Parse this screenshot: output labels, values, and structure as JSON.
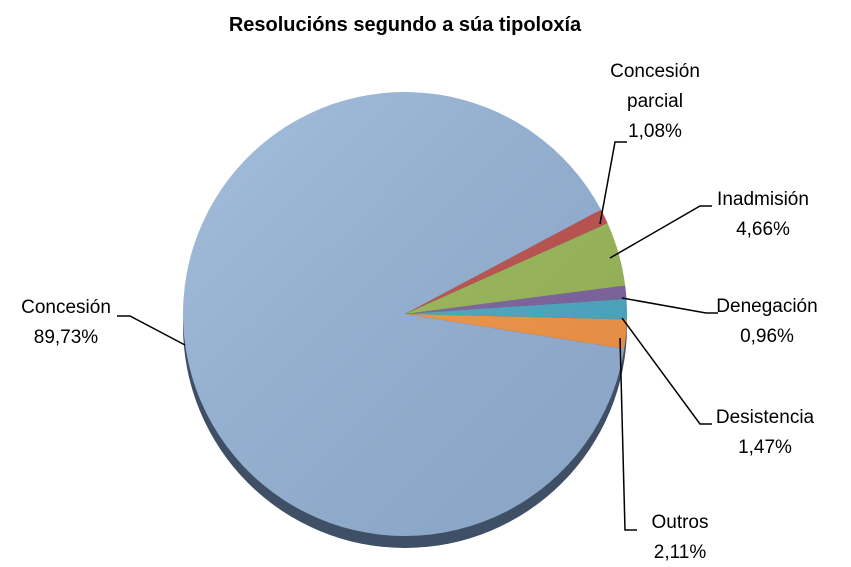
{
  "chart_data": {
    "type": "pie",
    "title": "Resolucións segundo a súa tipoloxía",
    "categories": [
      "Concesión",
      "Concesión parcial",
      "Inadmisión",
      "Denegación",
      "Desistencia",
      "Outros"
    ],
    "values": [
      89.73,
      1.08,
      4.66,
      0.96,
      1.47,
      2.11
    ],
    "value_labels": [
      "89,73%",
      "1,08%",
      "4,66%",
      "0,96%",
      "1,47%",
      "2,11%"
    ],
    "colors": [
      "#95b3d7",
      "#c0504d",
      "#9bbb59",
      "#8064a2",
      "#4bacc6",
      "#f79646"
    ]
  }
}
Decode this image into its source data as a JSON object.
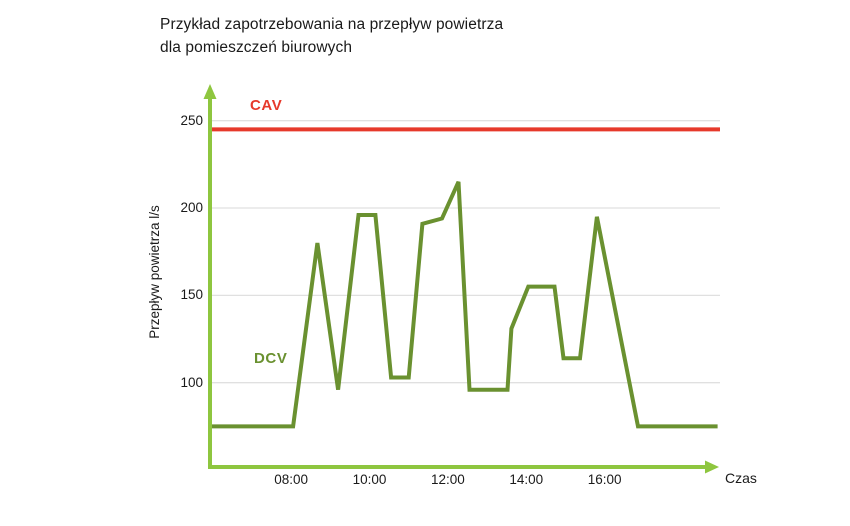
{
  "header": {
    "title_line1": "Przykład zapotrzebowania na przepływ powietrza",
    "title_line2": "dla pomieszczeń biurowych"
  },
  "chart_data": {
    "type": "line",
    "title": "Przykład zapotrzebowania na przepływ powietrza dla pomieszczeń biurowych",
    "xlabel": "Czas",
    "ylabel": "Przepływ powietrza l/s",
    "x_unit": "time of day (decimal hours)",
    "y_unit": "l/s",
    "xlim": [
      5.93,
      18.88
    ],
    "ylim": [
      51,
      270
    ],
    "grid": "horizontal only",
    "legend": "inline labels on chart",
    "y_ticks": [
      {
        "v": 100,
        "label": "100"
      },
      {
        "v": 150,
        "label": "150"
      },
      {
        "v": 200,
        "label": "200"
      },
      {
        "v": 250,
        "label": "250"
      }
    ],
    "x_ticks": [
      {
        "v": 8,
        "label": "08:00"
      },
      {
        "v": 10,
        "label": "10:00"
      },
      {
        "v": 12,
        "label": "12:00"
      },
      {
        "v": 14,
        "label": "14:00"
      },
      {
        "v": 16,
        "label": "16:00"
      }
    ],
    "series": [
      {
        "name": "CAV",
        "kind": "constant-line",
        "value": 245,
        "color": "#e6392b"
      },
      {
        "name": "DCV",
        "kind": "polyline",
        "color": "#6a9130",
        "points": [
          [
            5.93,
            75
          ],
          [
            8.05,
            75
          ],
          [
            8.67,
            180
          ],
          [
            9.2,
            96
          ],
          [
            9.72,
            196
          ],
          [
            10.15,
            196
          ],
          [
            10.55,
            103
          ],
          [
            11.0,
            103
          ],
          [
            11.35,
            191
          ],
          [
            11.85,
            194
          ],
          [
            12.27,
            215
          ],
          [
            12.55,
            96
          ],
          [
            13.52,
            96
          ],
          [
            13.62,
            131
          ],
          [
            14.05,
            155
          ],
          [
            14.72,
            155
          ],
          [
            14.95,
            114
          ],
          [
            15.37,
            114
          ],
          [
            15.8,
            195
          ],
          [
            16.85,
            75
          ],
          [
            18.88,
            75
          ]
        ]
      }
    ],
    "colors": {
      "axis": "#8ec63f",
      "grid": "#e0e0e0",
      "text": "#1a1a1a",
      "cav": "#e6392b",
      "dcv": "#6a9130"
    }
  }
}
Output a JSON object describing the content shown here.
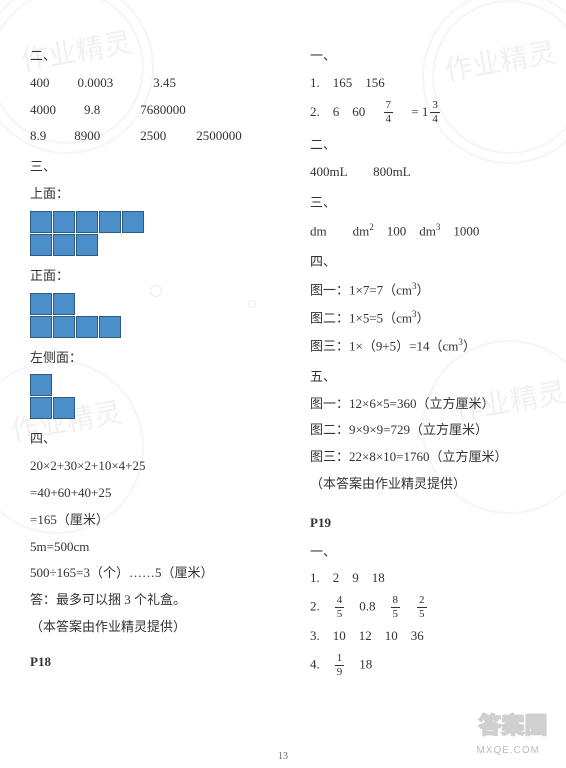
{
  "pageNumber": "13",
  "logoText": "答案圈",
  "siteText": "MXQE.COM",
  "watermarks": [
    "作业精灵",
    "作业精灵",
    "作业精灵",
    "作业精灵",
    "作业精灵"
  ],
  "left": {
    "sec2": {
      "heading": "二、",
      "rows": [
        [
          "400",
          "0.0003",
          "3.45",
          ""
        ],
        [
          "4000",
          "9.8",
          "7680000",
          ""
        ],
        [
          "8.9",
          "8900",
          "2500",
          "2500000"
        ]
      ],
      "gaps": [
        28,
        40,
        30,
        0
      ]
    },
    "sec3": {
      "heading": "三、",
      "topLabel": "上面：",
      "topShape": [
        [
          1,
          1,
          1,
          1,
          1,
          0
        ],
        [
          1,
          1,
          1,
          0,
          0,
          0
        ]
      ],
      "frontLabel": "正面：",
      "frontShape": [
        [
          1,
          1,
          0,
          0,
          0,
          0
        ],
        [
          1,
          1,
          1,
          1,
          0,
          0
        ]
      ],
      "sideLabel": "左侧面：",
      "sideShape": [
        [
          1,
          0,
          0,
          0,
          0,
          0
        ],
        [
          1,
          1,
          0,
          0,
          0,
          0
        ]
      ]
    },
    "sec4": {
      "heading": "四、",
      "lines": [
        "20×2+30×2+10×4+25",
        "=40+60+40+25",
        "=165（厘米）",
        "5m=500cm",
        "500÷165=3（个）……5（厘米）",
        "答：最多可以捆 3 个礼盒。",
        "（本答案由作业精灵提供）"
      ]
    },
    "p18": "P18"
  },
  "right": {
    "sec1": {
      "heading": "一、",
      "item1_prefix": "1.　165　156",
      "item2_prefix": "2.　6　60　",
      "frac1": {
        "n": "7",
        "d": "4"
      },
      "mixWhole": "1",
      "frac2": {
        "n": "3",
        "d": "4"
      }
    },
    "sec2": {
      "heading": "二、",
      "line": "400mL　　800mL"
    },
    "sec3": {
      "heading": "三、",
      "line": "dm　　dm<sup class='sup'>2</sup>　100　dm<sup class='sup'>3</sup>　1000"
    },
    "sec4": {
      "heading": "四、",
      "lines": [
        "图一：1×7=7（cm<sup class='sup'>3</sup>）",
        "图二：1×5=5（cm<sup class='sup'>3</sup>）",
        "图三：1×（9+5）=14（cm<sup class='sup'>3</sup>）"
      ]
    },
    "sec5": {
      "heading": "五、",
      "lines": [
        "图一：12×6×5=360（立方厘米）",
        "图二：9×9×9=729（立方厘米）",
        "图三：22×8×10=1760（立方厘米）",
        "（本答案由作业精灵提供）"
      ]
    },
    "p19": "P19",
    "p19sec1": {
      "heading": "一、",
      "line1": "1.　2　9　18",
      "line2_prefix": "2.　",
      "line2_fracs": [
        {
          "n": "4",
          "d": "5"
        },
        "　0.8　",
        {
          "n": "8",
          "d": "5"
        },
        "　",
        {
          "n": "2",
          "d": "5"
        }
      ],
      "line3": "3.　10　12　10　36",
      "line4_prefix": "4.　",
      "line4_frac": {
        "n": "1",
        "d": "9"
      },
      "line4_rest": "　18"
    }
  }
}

### Set task
Pick out each line above that includes "class" and show it.

### Solution for this task
      "line": "dm　　dm<sup class='sup'>2</sup>　100　dm<sup class='sup'>3</sup>　1000"
        "图一：1×7=7（cm<sup class='sup'>3</sup>）",
        "图二：1×5=5（cm<sup class='sup'>3</sup>）",
        "图三：1×（9+5）=14（cm<sup class='sup'>3</sup>）"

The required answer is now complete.